Your objective
Gather all lines in the records below that include the word "ylabel".

Data records

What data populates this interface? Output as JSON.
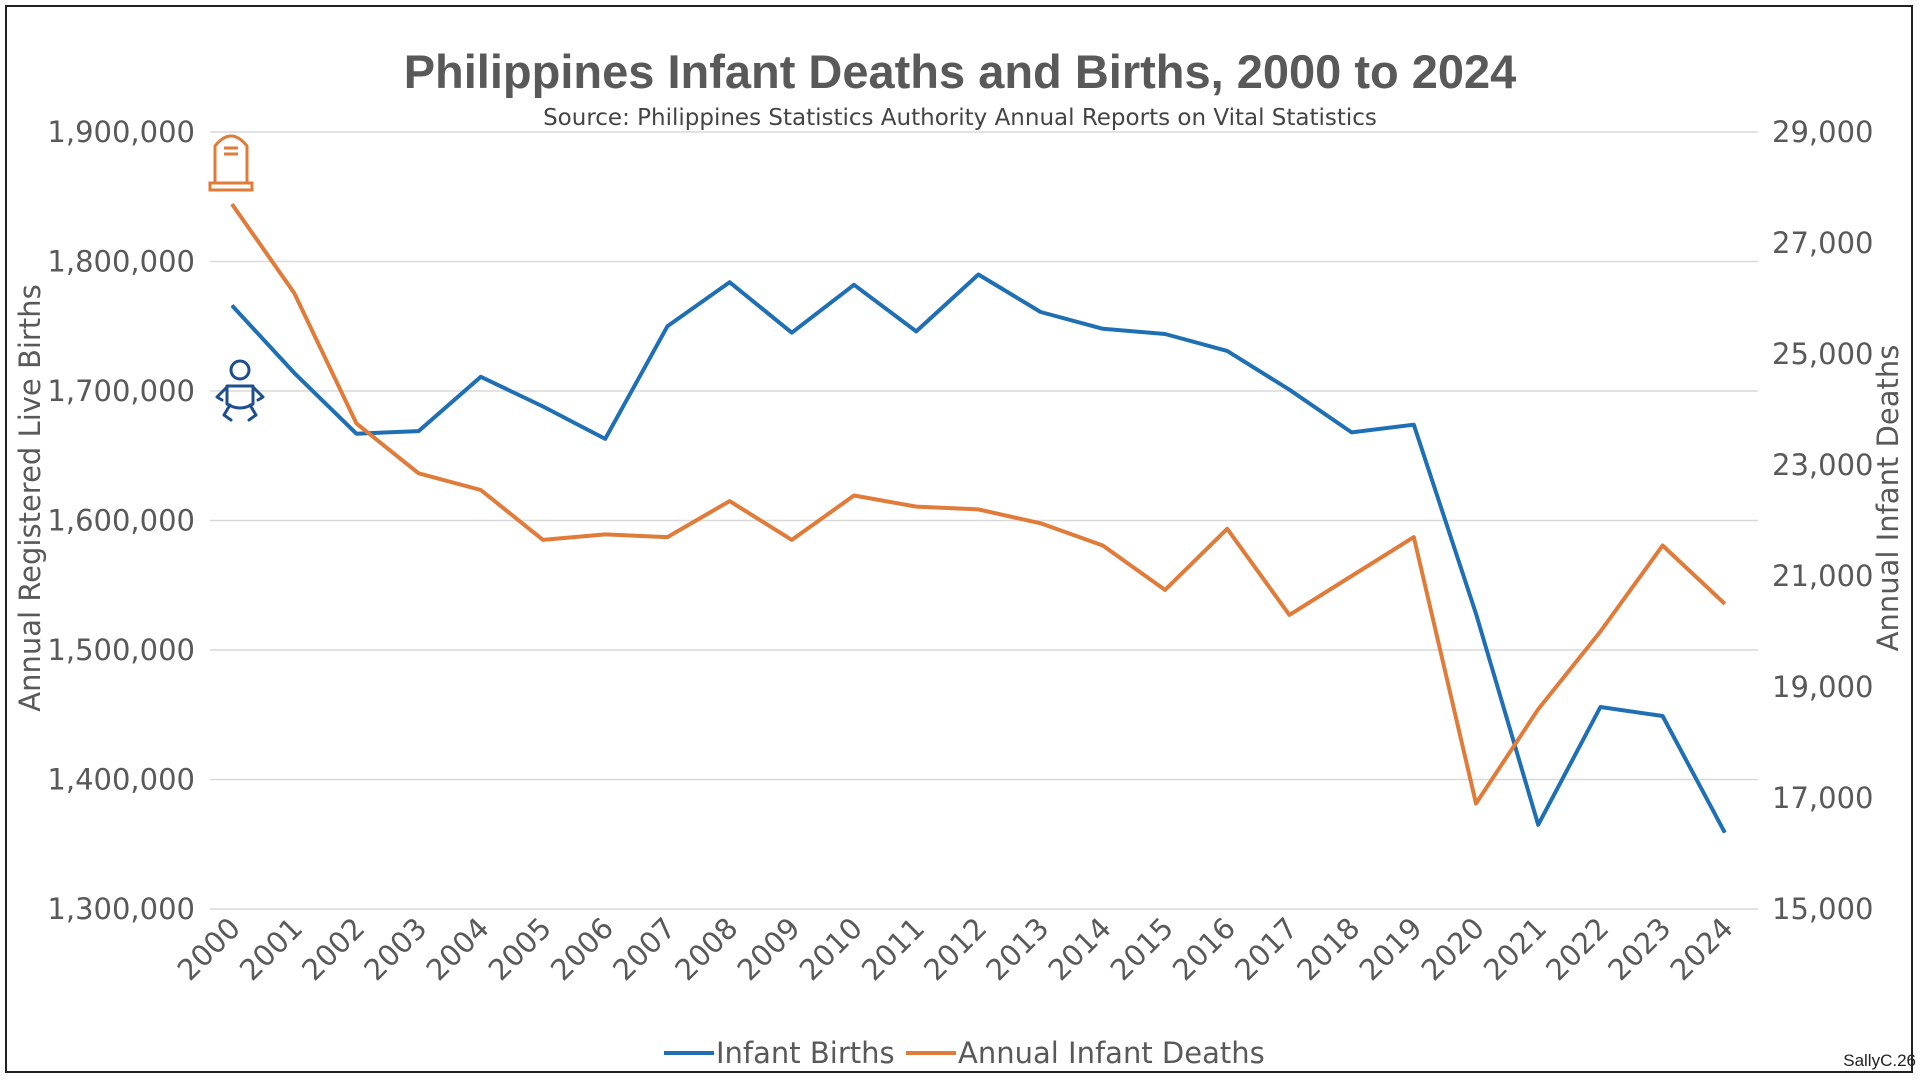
{
  "chart_data": {
    "type": "line",
    "title": "Philippines Infant Deaths and Births, 2000 to 2024",
    "subtitle": "Source: Philippines Statistics Authority Annual Reports on Vital Statistics",
    "categories": [
      "2000",
      "2001",
      "2002",
      "2003",
      "2004",
      "2005",
      "2006",
      "2007",
      "2008",
      "2009",
      "2010",
      "2011",
      "2012",
      "2013",
      "2014",
      "2015",
      "2016",
      "2017",
      "2018",
      "2019",
      "2020",
      "2021",
      "2022",
      "2023",
      "2024"
    ],
    "series": [
      {
        "name": "Infant Births",
        "axis": "left",
        "color": "#1f6fb4",
        "values": [
          1766000,
          1714000,
          1667000,
          1669000,
          1711000,
          1688000,
          1663000,
          1750000,
          1784000,
          1745000,
          1782000,
          1746000,
          1790000,
          1761000,
          1748000,
          1744000,
          1731000,
          1701000,
          1668000,
          1674000,
          1528000,
          1365000,
          1456000,
          1449000,
          1359000
        ]
      },
      {
        "name": "Annual Infant Deaths",
        "axis": "right",
        "color": "#e07b39",
        "values": [
          27700,
          26100,
          23750,
          22850,
          22550,
          21650,
          21750,
          21700,
          22350,
          21650,
          22450,
          22250,
          22200,
          21950,
          21550,
          20750,
          21850,
          20300,
          21000,
          21700,
          16900,
          18600,
          20000,
          21550,
          20500
        ]
      }
    ],
    "ylabel": "Annual Registered Live Births",
    "y2label": "Annual Infant Deaths",
    "ylim": [
      1300000,
      1900000
    ],
    "y2lim": [
      15000,
      29000
    ],
    "yticks": [
      "1,300,000",
      "1,400,000",
      "1,500,000",
      "1,600,000",
      "1,700,000",
      "1,800,000",
      "1,900,000"
    ],
    "y2ticks": [
      "15,000",
      "17,000",
      "19,000",
      "21,000",
      "23,000",
      "25,000",
      "27,000",
      "29,000"
    ],
    "grid": true,
    "legend": "bottom-center"
  },
  "icons": {
    "deaths_icon": "tombstone-icon",
    "births_icon": "baby-icon"
  },
  "credit": "SallyC.26"
}
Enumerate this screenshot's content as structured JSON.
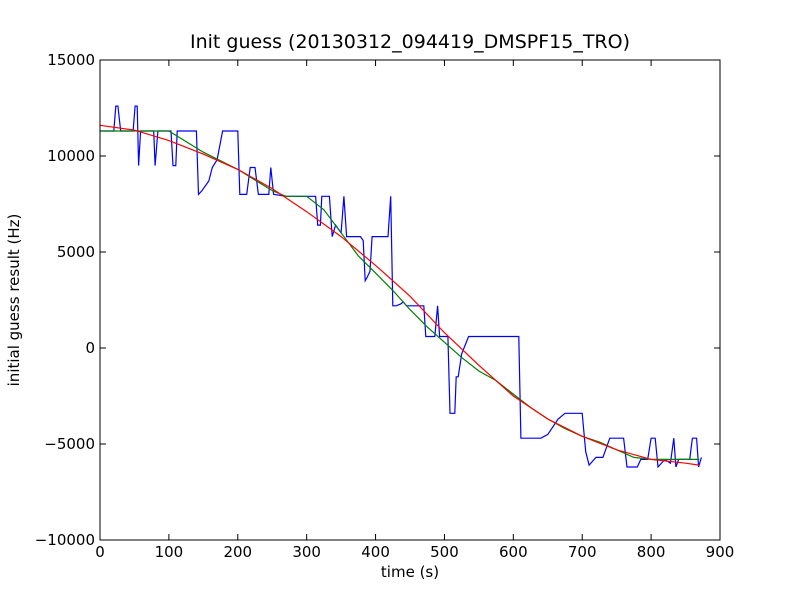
{
  "chart_data": {
    "type": "line",
    "title": "Init guess (20130312_094419_DMSPF15_TRO)",
    "xlabel": "time (s)",
    "ylabel": "initial guess result (Hz)",
    "xlim": [
      0,
      900
    ],
    "ylim": [
      -10000,
      15000
    ],
    "xticks": [
      0,
      100,
      200,
      300,
      400,
      500,
      600,
      700,
      800,
      900
    ],
    "xtick_labels": [
      "0",
      "100",
      "200",
      "300",
      "400",
      "500",
      "600",
      "700",
      "800",
      "900"
    ],
    "yticks": [
      -10000,
      -5000,
      0,
      5000,
      10000,
      15000
    ],
    "ytick_labels": [
      "−10000",
      "−5000",
      "0",
      "5000",
      "10000",
      "15000"
    ],
    "grid": false,
    "legend": "none",
    "series": [
      {
        "color": "#0000ff",
        "points": [
          [
            0,
            11300
          ],
          [
            20,
            11300
          ],
          [
            23,
            12600
          ],
          [
            26,
            12600
          ],
          [
            30,
            11300
          ],
          [
            48,
            11300
          ],
          [
            51,
            12600
          ],
          [
            54,
            12600
          ],
          [
            56,
            9500
          ],
          [
            59,
            11300
          ],
          [
            78,
            11300
          ],
          [
            80,
            9500
          ],
          [
            84,
            11300
          ],
          [
            100,
            11300
          ],
          [
            103,
            11300
          ],
          [
            106,
            9500
          ],
          [
            110,
            9500
          ],
          [
            112,
            11300
          ],
          [
            140,
            11300
          ],
          [
            143,
            8000
          ],
          [
            148,
            8200
          ],
          [
            158,
            8700
          ],
          [
            163,
            9400
          ],
          [
            170,
            9800
          ],
          [
            178,
            11300
          ],
          [
            200,
            11300
          ],
          [
            203,
            8000
          ],
          [
            213,
            8000
          ],
          [
            218,
            9400
          ],
          [
            225,
            9400
          ],
          [
            230,
            8000
          ],
          [
            245,
            8000
          ],
          [
            248,
            9400
          ],
          [
            252,
            8000
          ],
          [
            270,
            7900
          ],
          [
            300,
            7900
          ],
          [
            313,
            7900
          ],
          [
            316,
            6400
          ],
          [
            320,
            6400
          ],
          [
            322,
            7900
          ],
          [
            333,
            7900
          ],
          [
            337,
            5800
          ],
          [
            342,
            6400
          ],
          [
            350,
            6000
          ],
          [
            354,
            7900
          ],
          [
            358,
            5800
          ],
          [
            363,
            5800
          ],
          [
            368,
            5800
          ],
          [
            375,
            5800
          ],
          [
            378,
            5800
          ],
          [
            382,
            5600
          ],
          [
            385,
            3500
          ],
          [
            388,
            3700
          ],
          [
            392,
            4000
          ],
          [
            395,
            5800
          ],
          [
            400,
            5800
          ],
          [
            410,
            5800
          ],
          [
            418,
            5800
          ],
          [
            422,
            7900
          ],
          [
            425,
            2200
          ],
          [
            430,
            2200
          ],
          [
            437,
            2300
          ],
          [
            440,
            2400
          ],
          [
            445,
            2200
          ],
          [
            460,
            2200
          ],
          [
            470,
            2200
          ],
          [
            473,
            600
          ],
          [
            486,
            600
          ],
          [
            490,
            2200
          ],
          [
            493,
            600
          ],
          [
            500,
            600
          ],
          [
            505,
            600
          ],
          [
            508,
            -3400
          ],
          [
            515,
            -3400
          ],
          [
            517,
            -1500
          ],
          [
            520,
            -1500
          ],
          [
            525,
            -300
          ],
          [
            535,
            600
          ],
          [
            560,
            600
          ],
          [
            590,
            600
          ],
          [
            608,
            600
          ],
          [
            611,
            -4700
          ],
          [
            640,
            -4700
          ],
          [
            650,
            -4500
          ],
          [
            665,
            -3700
          ],
          [
            675,
            -3400
          ],
          [
            700,
            -3400
          ],
          [
            705,
            -5400
          ],
          [
            710,
            -6100
          ],
          [
            720,
            -5700
          ],
          [
            730,
            -5700
          ],
          [
            740,
            -4700
          ],
          [
            760,
            -4700
          ],
          [
            765,
            -6200
          ],
          [
            780,
            -6200
          ],
          [
            785,
            -5800
          ],
          [
            795,
            -5800
          ],
          [
            800,
            -4700
          ],
          [
            806,
            -4700
          ],
          [
            810,
            -6200
          ],
          [
            820,
            -5800
          ],
          [
            828,
            -6000
          ],
          [
            833,
            -4700
          ],
          [
            836,
            -6200
          ],
          [
            840,
            -5800
          ],
          [
            856,
            -5800
          ],
          [
            860,
            -4700
          ],
          [
            866,
            -4700
          ],
          [
            869,
            -6200
          ],
          [
            873,
            -5700
          ]
        ]
      },
      {
        "color": "#008000",
        "points": [
          [
            0,
            11300
          ],
          [
            100,
            11300
          ],
          [
            150,
            10200
          ],
          [
            200,
            9300
          ],
          [
            250,
            8200
          ],
          [
            270,
            7900
          ],
          [
            300,
            7900
          ],
          [
            325,
            7200
          ],
          [
            350,
            6000
          ],
          [
            375,
            4800
          ],
          [
            400,
            3900
          ],
          [
            425,
            3000
          ],
          [
            450,
            2000
          ],
          [
            475,
            1100
          ],
          [
            500,
            300
          ],
          [
            525,
            -500
          ],
          [
            550,
            -1200
          ],
          [
            575,
            -1700
          ],
          [
            600,
            -2400
          ],
          [
            625,
            -3100
          ],
          [
            650,
            -3700
          ],
          [
            675,
            -4200
          ],
          [
            700,
            -4600
          ],
          [
            725,
            -4900
          ],
          [
            750,
            -5300
          ],
          [
            775,
            -5700
          ],
          [
            800,
            -5800
          ],
          [
            830,
            -5800
          ],
          [
            870,
            -5800
          ]
        ]
      },
      {
        "color": "#ff0000",
        "points": [
          [
            0,
            11600
          ],
          [
            50,
            11350
          ],
          [
            100,
            10800
          ],
          [
            150,
            10100
          ],
          [
            200,
            9300
          ],
          [
            250,
            8300
          ],
          [
            300,
            7100
          ],
          [
            350,
            5800
          ],
          [
            400,
            4300
          ],
          [
            450,
            2700
          ],
          [
            500,
            800
          ],
          [
            550,
            -900
          ],
          [
            600,
            -2500
          ],
          [
            650,
            -3700
          ],
          [
            700,
            -4600
          ],
          [
            750,
            -5300
          ],
          [
            800,
            -5800
          ],
          [
            850,
            -6000
          ],
          [
            870,
            -6100
          ]
        ]
      }
    ]
  }
}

Exercise response
    "ylabel": "Annual Registered Live Births",
    "ylabel": "initial guess result (Hz)",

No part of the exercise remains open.